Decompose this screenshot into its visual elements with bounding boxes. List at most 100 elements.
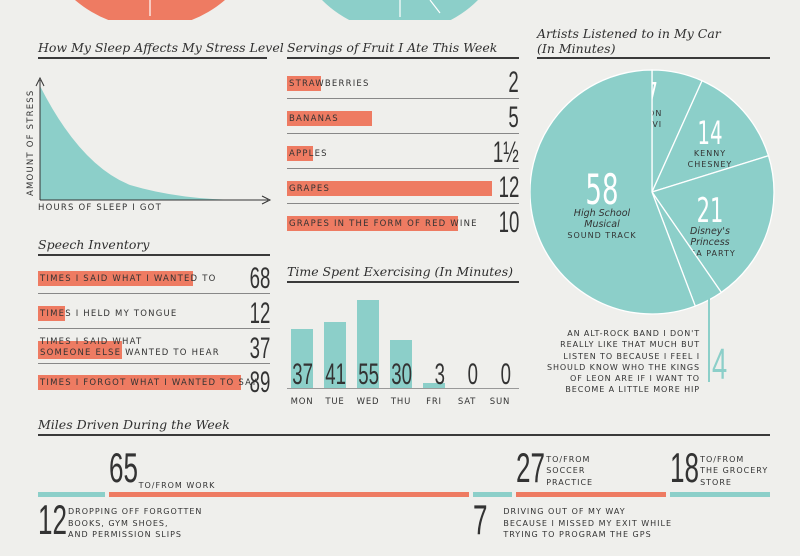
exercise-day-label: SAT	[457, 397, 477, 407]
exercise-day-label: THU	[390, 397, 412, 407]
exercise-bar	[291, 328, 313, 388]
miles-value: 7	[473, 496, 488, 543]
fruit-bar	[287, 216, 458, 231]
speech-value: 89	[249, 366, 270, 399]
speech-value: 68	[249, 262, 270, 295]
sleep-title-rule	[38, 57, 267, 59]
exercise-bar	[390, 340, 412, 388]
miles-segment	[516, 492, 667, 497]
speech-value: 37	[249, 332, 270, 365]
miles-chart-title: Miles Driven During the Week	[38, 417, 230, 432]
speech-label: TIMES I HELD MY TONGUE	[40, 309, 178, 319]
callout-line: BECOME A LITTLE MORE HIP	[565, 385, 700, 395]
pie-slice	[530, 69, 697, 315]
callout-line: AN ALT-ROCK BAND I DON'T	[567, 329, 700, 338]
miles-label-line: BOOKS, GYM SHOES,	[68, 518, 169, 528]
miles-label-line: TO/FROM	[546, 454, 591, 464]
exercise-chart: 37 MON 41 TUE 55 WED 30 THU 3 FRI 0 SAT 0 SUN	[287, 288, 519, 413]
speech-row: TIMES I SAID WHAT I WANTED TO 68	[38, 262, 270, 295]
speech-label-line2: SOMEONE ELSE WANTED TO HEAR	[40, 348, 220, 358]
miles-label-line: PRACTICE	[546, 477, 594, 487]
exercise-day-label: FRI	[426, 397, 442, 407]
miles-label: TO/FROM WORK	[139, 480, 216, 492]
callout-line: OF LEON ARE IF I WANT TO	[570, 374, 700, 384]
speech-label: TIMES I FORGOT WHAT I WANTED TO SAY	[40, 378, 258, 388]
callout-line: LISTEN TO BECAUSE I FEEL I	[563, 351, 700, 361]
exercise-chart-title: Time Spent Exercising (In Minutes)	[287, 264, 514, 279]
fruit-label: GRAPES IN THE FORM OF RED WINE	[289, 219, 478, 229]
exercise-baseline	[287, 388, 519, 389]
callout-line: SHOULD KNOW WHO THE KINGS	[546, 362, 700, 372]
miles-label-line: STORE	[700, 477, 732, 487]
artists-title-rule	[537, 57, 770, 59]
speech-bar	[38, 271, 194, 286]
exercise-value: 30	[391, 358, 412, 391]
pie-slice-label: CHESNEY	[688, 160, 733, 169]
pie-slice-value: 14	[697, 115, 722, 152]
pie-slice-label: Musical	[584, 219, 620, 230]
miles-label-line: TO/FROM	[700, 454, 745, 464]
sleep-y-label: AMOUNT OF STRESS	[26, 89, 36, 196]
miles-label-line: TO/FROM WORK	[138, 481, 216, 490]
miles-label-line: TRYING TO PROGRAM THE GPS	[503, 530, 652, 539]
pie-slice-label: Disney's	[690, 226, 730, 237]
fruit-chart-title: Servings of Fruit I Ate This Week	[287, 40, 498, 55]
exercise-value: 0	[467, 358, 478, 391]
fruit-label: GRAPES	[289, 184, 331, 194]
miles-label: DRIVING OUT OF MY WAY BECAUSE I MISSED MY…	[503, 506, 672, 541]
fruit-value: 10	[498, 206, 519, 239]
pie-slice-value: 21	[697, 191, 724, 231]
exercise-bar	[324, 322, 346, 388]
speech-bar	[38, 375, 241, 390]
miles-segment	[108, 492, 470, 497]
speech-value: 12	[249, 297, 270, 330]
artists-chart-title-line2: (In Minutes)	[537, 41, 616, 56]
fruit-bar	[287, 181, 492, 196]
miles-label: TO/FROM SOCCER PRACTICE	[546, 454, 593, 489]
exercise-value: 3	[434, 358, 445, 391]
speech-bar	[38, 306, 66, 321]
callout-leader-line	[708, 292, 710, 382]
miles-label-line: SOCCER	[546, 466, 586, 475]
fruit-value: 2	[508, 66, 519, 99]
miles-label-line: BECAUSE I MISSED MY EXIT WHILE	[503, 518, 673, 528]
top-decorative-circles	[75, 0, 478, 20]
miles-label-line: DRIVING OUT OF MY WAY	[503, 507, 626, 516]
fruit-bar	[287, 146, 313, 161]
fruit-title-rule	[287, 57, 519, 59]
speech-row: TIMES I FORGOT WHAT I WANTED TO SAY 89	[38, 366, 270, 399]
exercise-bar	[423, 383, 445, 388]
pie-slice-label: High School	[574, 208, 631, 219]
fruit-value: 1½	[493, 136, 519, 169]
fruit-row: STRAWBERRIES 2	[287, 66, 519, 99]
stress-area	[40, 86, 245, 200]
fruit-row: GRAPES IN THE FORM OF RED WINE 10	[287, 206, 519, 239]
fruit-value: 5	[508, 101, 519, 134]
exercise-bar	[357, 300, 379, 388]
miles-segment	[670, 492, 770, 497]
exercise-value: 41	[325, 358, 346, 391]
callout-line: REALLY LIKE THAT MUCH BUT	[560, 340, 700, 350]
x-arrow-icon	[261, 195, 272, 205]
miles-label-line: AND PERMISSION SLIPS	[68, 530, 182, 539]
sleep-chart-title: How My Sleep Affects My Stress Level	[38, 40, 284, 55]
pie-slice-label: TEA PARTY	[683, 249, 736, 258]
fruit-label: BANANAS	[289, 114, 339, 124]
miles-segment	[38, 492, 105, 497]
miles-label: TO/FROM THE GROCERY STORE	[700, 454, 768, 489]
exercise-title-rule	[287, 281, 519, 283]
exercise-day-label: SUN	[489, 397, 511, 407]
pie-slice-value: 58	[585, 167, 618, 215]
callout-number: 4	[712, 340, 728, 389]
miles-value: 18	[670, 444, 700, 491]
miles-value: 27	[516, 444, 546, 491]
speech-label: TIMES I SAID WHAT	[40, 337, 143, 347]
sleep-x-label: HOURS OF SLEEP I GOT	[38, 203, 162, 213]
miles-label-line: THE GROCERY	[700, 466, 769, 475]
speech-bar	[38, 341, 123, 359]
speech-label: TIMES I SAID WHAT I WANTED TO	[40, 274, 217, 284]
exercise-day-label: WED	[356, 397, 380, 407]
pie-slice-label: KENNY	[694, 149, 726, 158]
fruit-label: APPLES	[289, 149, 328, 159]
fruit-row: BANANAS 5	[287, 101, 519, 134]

════

- Brief: Can you set down every line of the entries above, word for word, leaving out the pictures?

- Response below:
Decompose this screenshot into its visual elements with bounding boxes. List at most 100 elements.
exercise-day-label: SAT	[457, 397, 477, 407]
exercise-day-label: THU	[390, 397, 412, 407]
exercise-bar	[291, 328, 313, 388]
miles-value: 7	[473, 496, 488, 543]
fruit-bar	[287, 216, 458, 231]
speech-value: 89	[249, 366, 270, 399]
speech-value: 68	[249, 262, 270, 295]
sleep-title-rule	[38, 57, 267, 59]
exercise-bar	[390, 340, 412, 388]
miles-segment	[516, 492, 667, 497]
speech-value: 37	[249, 332, 270, 365]
miles-chart-title: Miles Driven During the Week	[38, 417, 230, 432]
speech-label: TIMES I HELD MY TONGUE	[40, 309, 178, 319]
callout-line: BECOME A LITTLE MORE HIP	[565, 385, 700, 395]
pie-slice	[530, 69, 697, 315]
callout-line: AN ALT-ROCK BAND I DON'T	[567, 329, 700, 338]
miles-label-line: BOOKS, GYM SHOES,	[68, 518, 169, 528]
miles-label-line: TO/FROM	[546, 454, 591, 464]
exercise-chart: 37 MON 41 TUE 55 WED 30 THU 3 FRI 0 SAT 0 SUN	[287, 288, 519, 413]
speech-row: TIMES I SAID WHAT I WANTED TO 68	[38, 262, 270, 295]
speech-label-line2: SOMEONE ELSE WANTED TO HEAR	[40, 348, 220, 358]
miles-label-line: PRACTICE	[546, 477, 594, 487]
exercise-day-label: FRI	[426, 397, 442, 407]
miles-label: TO/FROM WORK	[139, 480, 216, 492]
callout-line: OF LEON ARE IF I WANT TO	[570, 374, 700, 384]
speech-label: TIMES I FORGOT WHAT I WANTED TO SAY	[40, 378, 258, 388]
callout-line: LISTEN TO BECAUSE I FEEL I	[563, 351, 700, 361]
exercise-chart-title: Time Spent Exercising (In Minutes)	[287, 264, 514, 279]
fruit-label: GRAPES IN THE FORM OF RED WINE	[289, 219, 478, 229]
exercise-baseline	[287, 388, 519, 389]
callout-line: SHOULD KNOW WHO THE KINGS	[546, 362, 700, 372]
miles-label-line: STORE	[700, 477, 732, 487]
artists-title-rule	[537, 57, 770, 59]
speech-bar	[38, 271, 194, 286]
exercise-value: 30	[391, 358, 412, 391]
pie-slice-label: CHESNEY	[688, 160, 733, 169]
pie-slice-value: 14	[697, 115, 722, 152]
pie-slice-label: Musical	[584, 219, 620, 230]
miles-label-line: TO/FROM	[700, 454, 745, 464]
sleep-y-label: AMOUNT OF STRESS	[26, 89, 36, 196]
miles-label-line: TO/FROM WORK	[138, 481, 216, 490]
miles-label-line: TRYING TO PROGRAM THE GPS	[503, 530, 652, 539]
pie-slice-label: Disney's	[690, 226, 730, 237]
fruit-chart-title: Servings of Fruit I Ate This Week	[287, 40, 498, 55]
exercise-value: 0	[467, 358, 478, 391]
fruit-label: GRAPES	[289, 184, 331, 194]
miles-label: DRIVING OUT OF MY WAY BECAUSE I MISSED MY…	[503, 506, 672, 541]
fruit-value: 10	[498, 206, 519, 239]
pie-slice-value: 21	[697, 191, 724, 231]
exercise-bar	[324, 322, 346, 388]
speech-bar	[38, 375, 241, 390]
miles-segment	[108, 492, 470, 497]
speech-value: 12	[249, 297, 270, 330]
artists-chart-title-line2: (In Minutes)	[537, 41, 616, 56]
fruit-bar	[287, 181, 492, 196]
miles-label: TO/FROM SOCCER PRACTICE	[546, 454, 593, 489]
exercise-value: 3	[434, 358, 445, 391]
speech-bar	[38, 306, 66, 321]
callout-leader-line	[708, 292, 710, 382]
miles-label-line: SOCCER	[546, 466, 586, 475]
fruit-value: 2	[508, 66, 519, 99]
miles-label-line: BECAUSE I MISSED MY EXIT WHILE	[503, 518, 673, 528]
top-decorative-circles	[75, 0, 478, 20]
miles-label-line: DRIVING OUT OF MY WAY	[503, 507, 626, 516]
fruit-bar	[287, 146, 313, 161]
fruit-title-rule	[287, 57, 519, 59]
speech-row: TIMES I FORGOT WHAT I WANTED TO SAY 89	[38, 366, 270, 399]
exercise-bar	[423, 383, 445, 388]
pie-slice-label: High School	[574, 208, 631, 219]
fruit-value: 1½	[493, 136, 519, 169]
fruit-row: STRAWBERRIES 2	[287, 66, 519, 99]
stress-area	[40, 86, 245, 200]
fruit-row: GRAPES IN THE FORM OF RED WINE 10	[287, 206, 519, 239]
fruit-value: 5	[508, 101, 519, 134]
exercise-bar	[357, 300, 379, 388]
miles-segment	[670, 492, 770, 497]
exercise-value: 41	[325, 358, 346, 391]
callout-line: REALLY LIKE THAT MUCH BUT	[560, 340, 700, 350]
x-arrow-icon	[261, 195, 272, 205]
miles-label-line: AND PERMISSION SLIPS	[68, 530, 182, 539]
sleep-chart-title: How My Sleep Affects My Stress Level	[38, 40, 284, 55]
pie-slice-label: TEA PARTY	[683, 249, 736, 258]
fruit-label: BANANAS	[289, 114, 339, 124]
miles-segment	[38, 492, 105, 497]
miles-label: TO/FROM THE GROCERY STORE	[700, 454, 768, 489]
exercise-title-rule	[287, 281, 519, 283]
exercise-day-label: SUN	[489, 397, 511, 407]
pie-slice-value: 58	[585, 167, 618, 215]
callout-number: 4	[712, 340, 728, 389]
miles-value: 18	[670, 444, 700, 491]
miles-value: 27	[516, 444, 546, 491]
speech-label: TIMES I SAID WHAT	[40, 337, 143, 347]
sleep-x-label: HOURS OF SLEEP I GOT	[38, 203, 162, 213]
miles-label-line: THE GROCERY	[700, 466, 769, 475]
speech-bar	[38, 341, 123, 359]
speech-label: TIMES I SAID WHAT I WANTED TO	[40, 274, 217, 284]
exercise-day-label: WED	[356, 397, 380, 407]
pie-slice-label: KENNY	[694, 149, 726, 158]
fruit-label: APPLES	[289, 149, 328, 159]
fruit-row: BANANAS 5	[287, 101, 519, 134]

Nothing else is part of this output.